[Records from a dataset]
::::::::

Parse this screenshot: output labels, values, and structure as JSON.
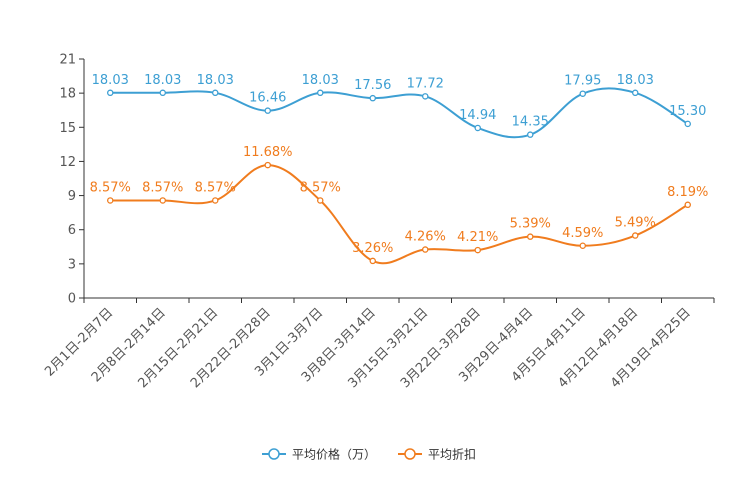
{
  "chart_data": {
    "type": "line",
    "categories": [
      "2月1日-2月7日",
      "2月8日-2月14日",
      "2月15日-2月21日",
      "2月22日-2月28日",
      "3月1日-3月7日",
      "3月8日-3月14日",
      "3月15日-3月21日",
      "3月22日-3月28日",
      "3月29日-4月4日",
      "4月5日-4月11日",
      "4月12日-4月18日",
      "4月19日-4月25日"
    ],
    "ylim": [
      0,
      21
    ],
    "yticks": [
      0,
      3,
      6,
      9,
      12,
      15,
      18,
      21
    ],
    "grid": false,
    "legend_position": "bottom",
    "series": [
      {
        "name": "平均价格（万）",
        "color": "#3d9fd3",
        "values": [
          18.03,
          18.03,
          18.03,
          16.46,
          18.03,
          17.56,
          17.72,
          14.94,
          14.35,
          17.95,
          18.03,
          15.3
        ],
        "labels": [
          "18.03",
          "18.03",
          "18.03",
          "16.46",
          "18.03",
          "17.56",
          "17.72",
          "14.94",
          "14.35",
          "17.95",
          "18.03",
          "15.30"
        ]
      },
      {
        "name": "平均折扣",
        "color": "#f07c1e",
        "values": [
          8.57,
          8.57,
          8.57,
          11.68,
          8.57,
          3.26,
          4.26,
          4.21,
          5.39,
          4.59,
          5.49,
          8.19
        ],
        "labels": [
          "8.57%",
          "8.57%",
          "8.57%",
          "11.68%",
          "8.57%",
          "3.26%",
          "4.26%",
          "4.21%",
          "5.39%",
          "4.59%",
          "5.49%",
          "8.19%"
        ]
      }
    ]
  }
}
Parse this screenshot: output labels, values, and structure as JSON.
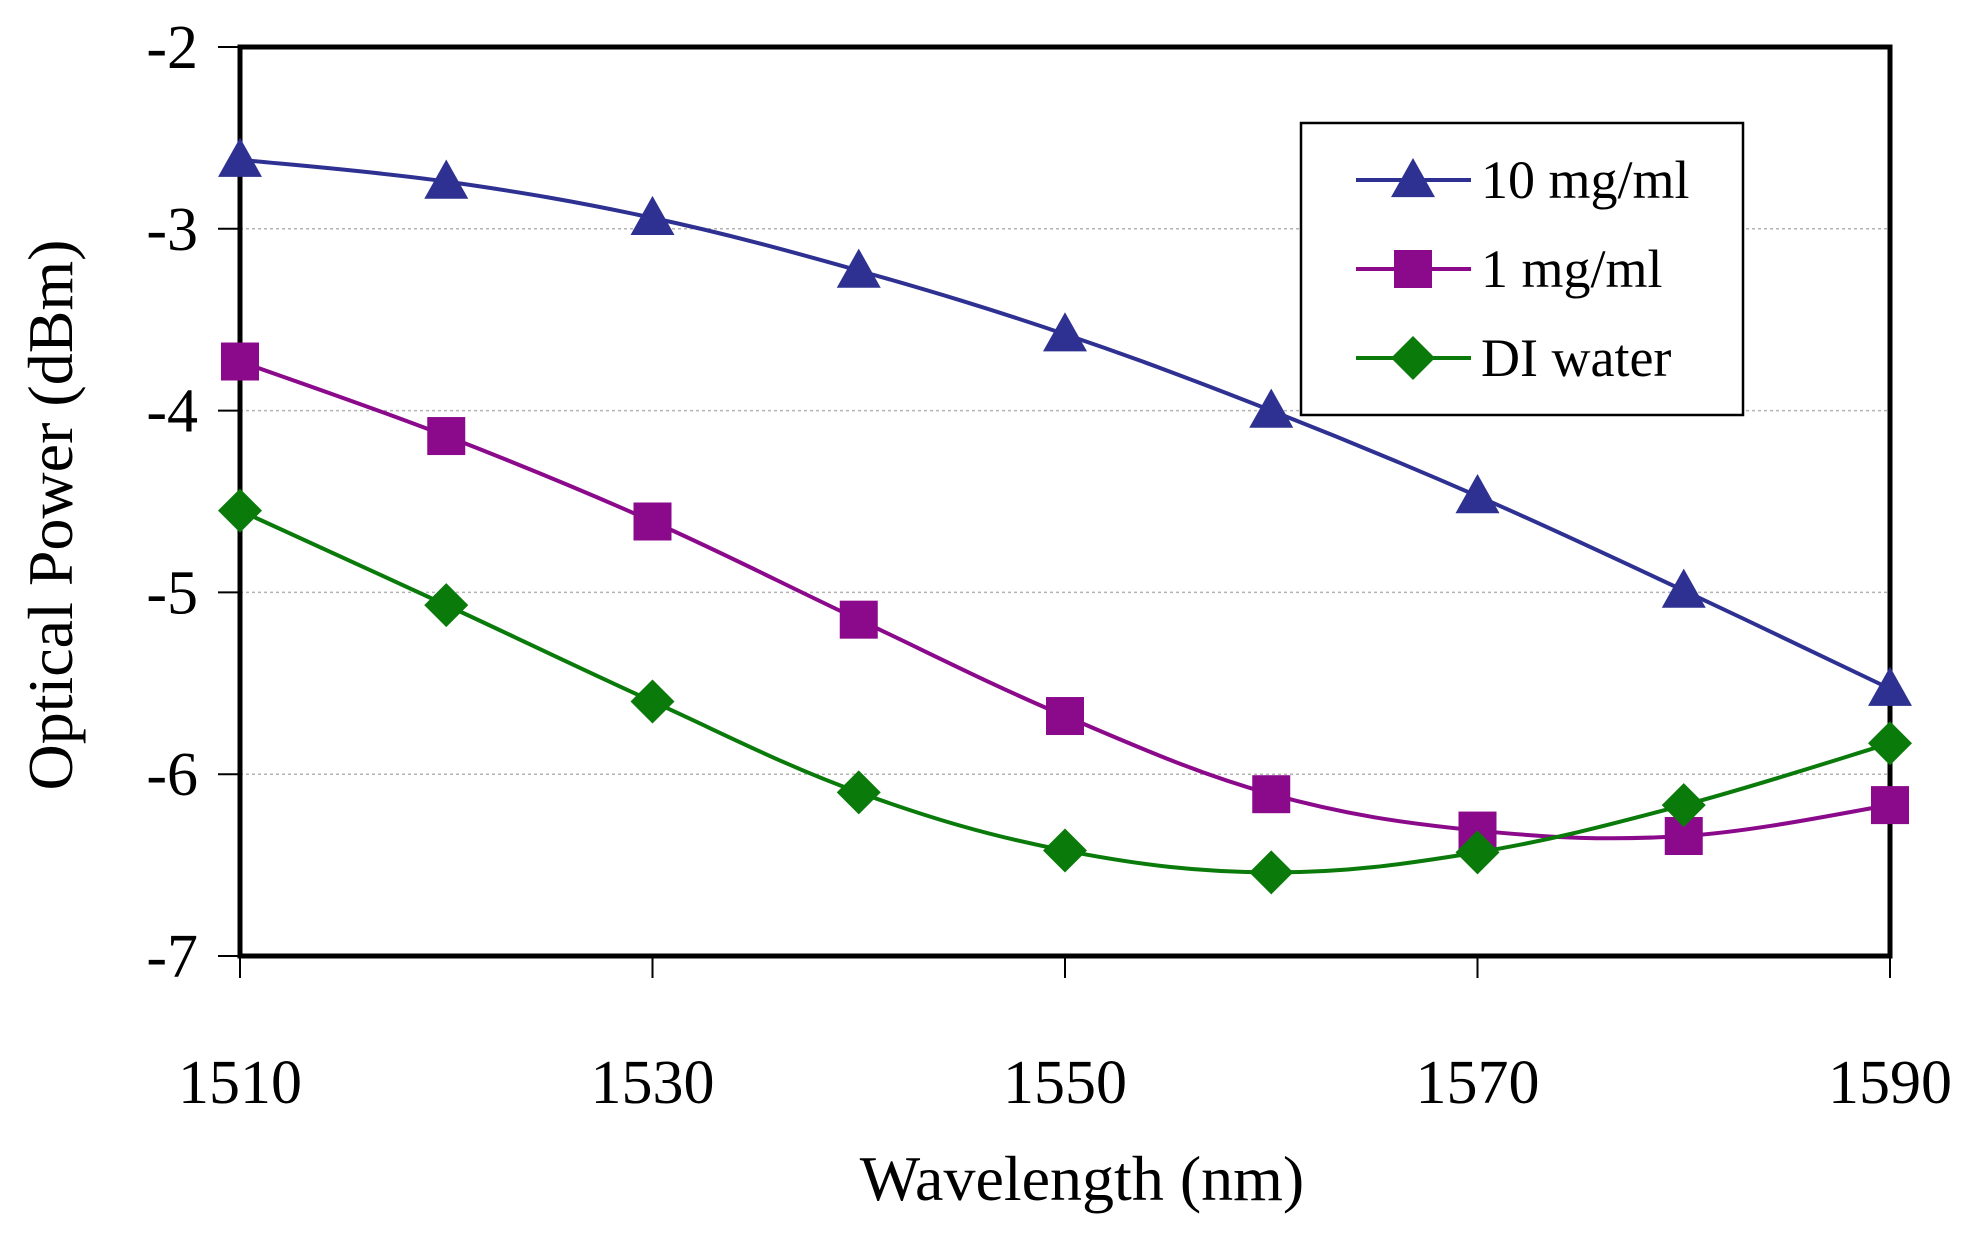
{
  "chart_data": {
    "type": "line",
    "title": "",
    "xlabel": "Wavelength (nm)",
    "ylabel": "Optical Power (dBm)",
    "xlim": [
      1510,
      1590
    ],
    "ylim": [
      -7,
      -2
    ],
    "x_ticks": [
      1510,
      1530,
      1550,
      1570,
      1590
    ],
    "x_tick_labels": [
      "1510",
      "1530",
      "1550",
      "1570",
      "1590"
    ],
    "y_ticks": [
      -2,
      -3,
      -4,
      -5,
      -6,
      -7
    ],
    "y_tick_labels": [
      "-2",
      "-3",
      "-4",
      "-5",
      "-6",
      "-7"
    ],
    "grid": "horizontal",
    "legend_position": "top-right",
    "x": [
      1510,
      1520,
      1530,
      1540,
      1550,
      1560,
      1570,
      1580,
      1590
    ],
    "series": [
      {
        "name": "10 mg/ml",
        "marker": "triangle",
        "color": "#2e3192",
        "values": [
          -2.62,
          -2.74,
          -2.94,
          -3.23,
          -3.58,
          -4.0,
          -4.47,
          -4.99,
          -5.53
        ]
      },
      {
        "name": "1 mg/ml",
        "marker": "square",
        "color": "#8b0a8b",
        "values": [
          -3.73,
          -4.14,
          -4.61,
          -5.15,
          -5.68,
          -6.11,
          -6.31,
          -6.34,
          -6.17
        ]
      },
      {
        "name": "DI water",
        "marker": "diamond",
        "color": "#0a7a0a",
        "values": [
          -4.55,
          -5.07,
          -5.6,
          -6.1,
          -6.42,
          -6.54,
          -6.43,
          -6.17,
          -5.83
        ]
      }
    ]
  }
}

::::::::

* _DIRECTIONS_
Search the listing for the string "color". Copy each line where it turns up.

* _WORKED SOLUTION_
        "color": "#3d9fd3",
        "color": "#f07c1e",
        "color": "#2e3192",
        "color": "#8b0a8b",
        "color": "#0a7a0a",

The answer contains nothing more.